THE PROBLEM
Write out each line in which the string "Exchange" is present.

Collected data entries

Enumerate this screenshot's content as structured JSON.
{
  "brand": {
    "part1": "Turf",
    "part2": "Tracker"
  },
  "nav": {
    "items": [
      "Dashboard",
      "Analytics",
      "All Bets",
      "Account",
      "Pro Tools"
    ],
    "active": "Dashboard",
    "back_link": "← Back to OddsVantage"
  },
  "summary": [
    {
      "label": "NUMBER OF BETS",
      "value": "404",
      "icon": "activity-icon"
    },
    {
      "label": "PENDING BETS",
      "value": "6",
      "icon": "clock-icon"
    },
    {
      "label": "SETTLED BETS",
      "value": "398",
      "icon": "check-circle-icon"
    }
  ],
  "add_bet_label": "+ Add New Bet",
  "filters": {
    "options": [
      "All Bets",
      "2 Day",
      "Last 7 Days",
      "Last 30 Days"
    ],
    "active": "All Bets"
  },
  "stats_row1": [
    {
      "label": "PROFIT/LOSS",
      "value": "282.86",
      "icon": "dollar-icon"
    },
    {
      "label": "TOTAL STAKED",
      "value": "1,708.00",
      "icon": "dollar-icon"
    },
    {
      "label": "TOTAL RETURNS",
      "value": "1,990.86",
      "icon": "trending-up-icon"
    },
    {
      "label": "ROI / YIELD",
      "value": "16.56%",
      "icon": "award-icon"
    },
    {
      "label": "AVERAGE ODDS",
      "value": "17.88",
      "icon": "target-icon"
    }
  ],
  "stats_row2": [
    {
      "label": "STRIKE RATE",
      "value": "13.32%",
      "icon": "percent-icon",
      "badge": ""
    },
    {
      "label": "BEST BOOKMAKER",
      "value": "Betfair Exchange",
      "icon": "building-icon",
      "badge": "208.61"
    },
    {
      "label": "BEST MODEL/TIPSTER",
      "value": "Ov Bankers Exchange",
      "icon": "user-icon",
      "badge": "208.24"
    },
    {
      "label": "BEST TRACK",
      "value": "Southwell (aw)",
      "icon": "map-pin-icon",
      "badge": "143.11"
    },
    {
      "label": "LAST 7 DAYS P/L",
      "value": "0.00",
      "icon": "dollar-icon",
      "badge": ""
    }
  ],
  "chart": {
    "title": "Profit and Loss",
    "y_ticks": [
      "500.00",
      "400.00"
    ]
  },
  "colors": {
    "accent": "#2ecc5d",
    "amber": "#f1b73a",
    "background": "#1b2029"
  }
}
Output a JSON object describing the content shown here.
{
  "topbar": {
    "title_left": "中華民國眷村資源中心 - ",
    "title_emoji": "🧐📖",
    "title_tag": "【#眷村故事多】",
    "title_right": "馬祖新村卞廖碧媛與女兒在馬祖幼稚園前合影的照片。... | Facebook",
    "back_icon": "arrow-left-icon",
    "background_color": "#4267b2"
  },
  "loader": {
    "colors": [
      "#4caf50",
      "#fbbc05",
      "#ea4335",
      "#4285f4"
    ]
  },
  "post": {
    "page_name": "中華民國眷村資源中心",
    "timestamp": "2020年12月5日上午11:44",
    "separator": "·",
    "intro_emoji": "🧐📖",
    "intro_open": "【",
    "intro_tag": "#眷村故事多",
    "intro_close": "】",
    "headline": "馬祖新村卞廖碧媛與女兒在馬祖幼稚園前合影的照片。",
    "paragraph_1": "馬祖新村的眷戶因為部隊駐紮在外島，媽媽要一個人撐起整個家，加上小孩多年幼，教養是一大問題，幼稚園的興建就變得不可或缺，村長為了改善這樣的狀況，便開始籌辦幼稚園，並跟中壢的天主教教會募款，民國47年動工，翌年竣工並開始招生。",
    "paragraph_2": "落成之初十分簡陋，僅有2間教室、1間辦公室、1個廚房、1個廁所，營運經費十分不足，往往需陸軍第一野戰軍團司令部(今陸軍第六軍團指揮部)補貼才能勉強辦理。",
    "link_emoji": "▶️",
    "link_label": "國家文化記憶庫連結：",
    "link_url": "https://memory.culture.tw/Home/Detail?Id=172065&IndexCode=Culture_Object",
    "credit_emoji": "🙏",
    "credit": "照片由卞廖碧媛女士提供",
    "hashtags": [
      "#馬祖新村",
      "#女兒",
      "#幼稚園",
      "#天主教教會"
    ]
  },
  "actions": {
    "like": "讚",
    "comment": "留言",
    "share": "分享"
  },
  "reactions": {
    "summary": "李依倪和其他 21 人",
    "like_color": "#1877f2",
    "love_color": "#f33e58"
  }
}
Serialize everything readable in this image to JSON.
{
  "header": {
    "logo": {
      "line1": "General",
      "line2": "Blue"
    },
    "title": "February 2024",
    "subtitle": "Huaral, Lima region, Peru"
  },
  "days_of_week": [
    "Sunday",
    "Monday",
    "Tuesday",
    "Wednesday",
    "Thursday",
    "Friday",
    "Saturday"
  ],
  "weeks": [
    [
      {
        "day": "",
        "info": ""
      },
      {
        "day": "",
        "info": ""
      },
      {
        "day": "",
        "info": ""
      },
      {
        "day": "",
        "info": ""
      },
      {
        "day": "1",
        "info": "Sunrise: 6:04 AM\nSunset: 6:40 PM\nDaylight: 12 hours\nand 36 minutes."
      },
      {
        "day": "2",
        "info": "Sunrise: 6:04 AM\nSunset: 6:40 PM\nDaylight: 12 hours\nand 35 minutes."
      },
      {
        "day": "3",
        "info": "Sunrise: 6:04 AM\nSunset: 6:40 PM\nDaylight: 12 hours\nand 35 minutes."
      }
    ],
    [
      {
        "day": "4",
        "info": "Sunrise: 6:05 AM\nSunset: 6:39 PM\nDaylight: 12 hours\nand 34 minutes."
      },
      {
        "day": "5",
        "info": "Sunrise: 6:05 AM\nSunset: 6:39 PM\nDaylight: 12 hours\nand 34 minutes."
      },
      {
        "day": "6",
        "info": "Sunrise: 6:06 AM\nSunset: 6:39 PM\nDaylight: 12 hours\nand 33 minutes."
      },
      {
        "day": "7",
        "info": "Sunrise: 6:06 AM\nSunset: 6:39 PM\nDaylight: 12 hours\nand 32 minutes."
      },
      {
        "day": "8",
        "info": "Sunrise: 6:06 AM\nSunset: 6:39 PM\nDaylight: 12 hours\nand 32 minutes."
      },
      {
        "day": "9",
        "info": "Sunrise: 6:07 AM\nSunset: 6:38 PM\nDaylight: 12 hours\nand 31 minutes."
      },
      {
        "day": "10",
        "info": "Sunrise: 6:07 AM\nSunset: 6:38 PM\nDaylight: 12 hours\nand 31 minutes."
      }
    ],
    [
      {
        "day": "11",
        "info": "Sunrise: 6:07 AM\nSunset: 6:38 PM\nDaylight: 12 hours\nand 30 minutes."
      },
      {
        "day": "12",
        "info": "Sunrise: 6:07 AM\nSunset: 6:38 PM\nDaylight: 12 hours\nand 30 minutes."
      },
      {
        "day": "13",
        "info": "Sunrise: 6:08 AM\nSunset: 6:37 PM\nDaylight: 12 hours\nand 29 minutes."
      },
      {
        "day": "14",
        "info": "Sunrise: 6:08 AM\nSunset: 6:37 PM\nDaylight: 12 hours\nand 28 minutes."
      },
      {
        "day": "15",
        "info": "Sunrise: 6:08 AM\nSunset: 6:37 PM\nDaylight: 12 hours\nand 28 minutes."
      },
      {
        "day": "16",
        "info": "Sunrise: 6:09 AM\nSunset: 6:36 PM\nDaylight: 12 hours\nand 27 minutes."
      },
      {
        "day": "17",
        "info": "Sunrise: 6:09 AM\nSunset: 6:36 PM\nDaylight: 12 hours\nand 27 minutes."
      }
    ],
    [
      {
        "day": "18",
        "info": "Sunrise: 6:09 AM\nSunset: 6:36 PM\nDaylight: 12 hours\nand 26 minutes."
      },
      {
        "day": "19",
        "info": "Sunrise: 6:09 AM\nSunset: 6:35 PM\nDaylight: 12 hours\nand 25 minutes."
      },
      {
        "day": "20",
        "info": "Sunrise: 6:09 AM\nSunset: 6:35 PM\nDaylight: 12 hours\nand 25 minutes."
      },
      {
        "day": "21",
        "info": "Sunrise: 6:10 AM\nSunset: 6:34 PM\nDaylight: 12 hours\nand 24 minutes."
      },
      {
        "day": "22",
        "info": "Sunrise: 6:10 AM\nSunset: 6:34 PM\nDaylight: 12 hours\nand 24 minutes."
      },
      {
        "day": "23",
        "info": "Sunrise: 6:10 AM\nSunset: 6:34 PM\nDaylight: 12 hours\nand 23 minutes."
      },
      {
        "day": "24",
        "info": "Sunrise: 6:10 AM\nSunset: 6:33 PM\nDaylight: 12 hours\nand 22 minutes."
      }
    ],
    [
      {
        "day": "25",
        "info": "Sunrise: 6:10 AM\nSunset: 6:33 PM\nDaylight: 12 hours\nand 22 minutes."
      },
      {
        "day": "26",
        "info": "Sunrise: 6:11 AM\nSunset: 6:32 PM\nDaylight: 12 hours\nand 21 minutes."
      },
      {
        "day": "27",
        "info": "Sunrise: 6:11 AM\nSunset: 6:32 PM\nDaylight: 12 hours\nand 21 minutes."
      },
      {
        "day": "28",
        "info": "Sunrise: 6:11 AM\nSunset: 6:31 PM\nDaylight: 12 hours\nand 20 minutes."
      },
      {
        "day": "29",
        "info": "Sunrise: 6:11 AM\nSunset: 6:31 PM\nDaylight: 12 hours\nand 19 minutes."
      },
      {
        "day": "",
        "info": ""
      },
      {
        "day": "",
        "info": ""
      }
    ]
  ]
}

ANSWER TO THIS EXERCISE
      "value": "Betfair Exchange",
      "value": "Ov Bankers Exchange",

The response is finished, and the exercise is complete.